§ Problem description: Only the lines holding the string "least" are needed. Copy each one.

§ Records provided:
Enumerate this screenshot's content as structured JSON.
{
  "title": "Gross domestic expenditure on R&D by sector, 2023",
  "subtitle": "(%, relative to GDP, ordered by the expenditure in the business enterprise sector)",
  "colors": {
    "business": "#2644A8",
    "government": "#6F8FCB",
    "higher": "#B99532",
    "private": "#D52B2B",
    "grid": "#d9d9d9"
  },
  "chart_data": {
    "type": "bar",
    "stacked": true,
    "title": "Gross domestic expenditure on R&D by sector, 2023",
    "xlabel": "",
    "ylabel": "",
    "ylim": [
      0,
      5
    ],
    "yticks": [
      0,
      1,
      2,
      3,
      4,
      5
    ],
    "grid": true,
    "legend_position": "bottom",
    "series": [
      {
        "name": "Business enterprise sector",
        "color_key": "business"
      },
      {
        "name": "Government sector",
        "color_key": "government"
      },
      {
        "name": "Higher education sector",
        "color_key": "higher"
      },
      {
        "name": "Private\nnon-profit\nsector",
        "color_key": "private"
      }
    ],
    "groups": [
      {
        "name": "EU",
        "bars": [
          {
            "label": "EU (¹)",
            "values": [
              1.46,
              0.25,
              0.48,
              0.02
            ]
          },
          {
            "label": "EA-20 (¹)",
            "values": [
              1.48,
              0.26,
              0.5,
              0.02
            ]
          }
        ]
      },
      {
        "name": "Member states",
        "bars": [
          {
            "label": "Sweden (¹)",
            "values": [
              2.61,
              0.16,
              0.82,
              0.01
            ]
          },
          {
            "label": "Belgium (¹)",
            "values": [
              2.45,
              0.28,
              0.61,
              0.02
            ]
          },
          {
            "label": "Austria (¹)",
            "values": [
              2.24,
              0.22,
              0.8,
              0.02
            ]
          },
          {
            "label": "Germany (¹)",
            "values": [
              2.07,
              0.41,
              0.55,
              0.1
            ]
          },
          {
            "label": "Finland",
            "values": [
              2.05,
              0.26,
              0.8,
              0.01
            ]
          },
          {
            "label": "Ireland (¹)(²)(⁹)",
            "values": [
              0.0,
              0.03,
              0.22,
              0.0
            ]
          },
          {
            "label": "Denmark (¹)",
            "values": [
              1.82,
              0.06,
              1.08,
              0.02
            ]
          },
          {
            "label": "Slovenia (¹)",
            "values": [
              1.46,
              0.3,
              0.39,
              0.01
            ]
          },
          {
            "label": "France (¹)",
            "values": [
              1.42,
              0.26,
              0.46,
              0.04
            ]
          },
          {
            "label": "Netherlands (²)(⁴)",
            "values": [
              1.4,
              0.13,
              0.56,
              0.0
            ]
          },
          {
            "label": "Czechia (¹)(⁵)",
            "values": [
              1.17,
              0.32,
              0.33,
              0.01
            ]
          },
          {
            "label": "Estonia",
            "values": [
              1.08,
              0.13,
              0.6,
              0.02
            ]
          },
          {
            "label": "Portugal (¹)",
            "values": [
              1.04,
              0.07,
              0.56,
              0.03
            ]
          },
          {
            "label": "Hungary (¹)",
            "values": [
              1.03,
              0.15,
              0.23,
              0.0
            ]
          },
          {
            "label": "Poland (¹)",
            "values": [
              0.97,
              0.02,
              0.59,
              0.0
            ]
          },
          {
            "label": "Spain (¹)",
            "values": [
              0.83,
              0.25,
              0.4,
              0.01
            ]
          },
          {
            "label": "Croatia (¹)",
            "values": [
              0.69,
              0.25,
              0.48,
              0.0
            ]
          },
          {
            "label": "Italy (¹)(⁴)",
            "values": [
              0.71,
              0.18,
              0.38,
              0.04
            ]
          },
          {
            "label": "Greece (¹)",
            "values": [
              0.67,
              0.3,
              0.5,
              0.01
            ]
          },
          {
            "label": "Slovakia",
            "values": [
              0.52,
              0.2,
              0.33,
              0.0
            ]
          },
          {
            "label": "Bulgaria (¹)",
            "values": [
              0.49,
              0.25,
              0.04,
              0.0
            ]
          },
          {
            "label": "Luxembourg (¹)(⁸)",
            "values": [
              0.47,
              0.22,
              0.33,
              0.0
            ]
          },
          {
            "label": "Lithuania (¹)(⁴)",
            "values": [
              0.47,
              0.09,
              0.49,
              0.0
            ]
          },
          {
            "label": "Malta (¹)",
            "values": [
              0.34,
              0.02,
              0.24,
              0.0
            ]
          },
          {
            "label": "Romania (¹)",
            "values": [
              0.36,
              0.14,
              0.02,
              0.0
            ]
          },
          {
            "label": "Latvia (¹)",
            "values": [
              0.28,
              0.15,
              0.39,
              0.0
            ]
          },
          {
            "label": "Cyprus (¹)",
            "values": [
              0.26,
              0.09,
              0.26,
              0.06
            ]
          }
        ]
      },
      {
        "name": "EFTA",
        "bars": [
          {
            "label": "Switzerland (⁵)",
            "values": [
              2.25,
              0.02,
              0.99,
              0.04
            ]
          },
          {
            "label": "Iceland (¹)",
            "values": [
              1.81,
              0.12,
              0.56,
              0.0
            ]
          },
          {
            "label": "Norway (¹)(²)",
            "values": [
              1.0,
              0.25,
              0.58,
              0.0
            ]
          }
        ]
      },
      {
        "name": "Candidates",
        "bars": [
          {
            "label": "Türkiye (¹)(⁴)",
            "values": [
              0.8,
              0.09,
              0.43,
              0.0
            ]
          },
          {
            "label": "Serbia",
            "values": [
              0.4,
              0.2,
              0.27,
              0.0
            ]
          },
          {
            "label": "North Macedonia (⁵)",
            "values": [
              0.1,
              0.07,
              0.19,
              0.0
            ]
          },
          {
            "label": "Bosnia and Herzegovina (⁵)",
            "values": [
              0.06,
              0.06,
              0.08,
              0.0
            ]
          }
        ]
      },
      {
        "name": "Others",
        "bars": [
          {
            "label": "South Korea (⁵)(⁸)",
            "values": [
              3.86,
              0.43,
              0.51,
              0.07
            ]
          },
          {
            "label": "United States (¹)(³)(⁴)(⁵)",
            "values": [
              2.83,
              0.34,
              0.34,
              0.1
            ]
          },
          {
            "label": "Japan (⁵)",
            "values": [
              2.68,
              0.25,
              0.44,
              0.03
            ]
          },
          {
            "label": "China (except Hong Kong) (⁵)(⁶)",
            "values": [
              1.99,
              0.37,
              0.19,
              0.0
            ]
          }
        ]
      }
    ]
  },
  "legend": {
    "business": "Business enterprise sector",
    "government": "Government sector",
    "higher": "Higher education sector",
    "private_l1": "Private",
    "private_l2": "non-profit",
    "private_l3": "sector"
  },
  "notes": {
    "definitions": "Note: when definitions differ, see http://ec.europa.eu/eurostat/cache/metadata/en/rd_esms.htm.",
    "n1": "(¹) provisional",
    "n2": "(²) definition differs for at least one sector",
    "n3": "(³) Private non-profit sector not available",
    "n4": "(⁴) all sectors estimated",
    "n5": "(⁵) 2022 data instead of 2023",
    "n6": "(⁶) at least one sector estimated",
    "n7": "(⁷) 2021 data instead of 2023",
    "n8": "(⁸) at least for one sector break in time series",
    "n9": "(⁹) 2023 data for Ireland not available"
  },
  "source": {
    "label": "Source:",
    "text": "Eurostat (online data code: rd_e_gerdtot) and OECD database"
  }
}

§ Final answer:
    "n2": "(²) definition differs for at least one sector",
    "n6": "(⁶) at least one sector estimated",
    "n8": "(⁸) at least for one sector break in time series",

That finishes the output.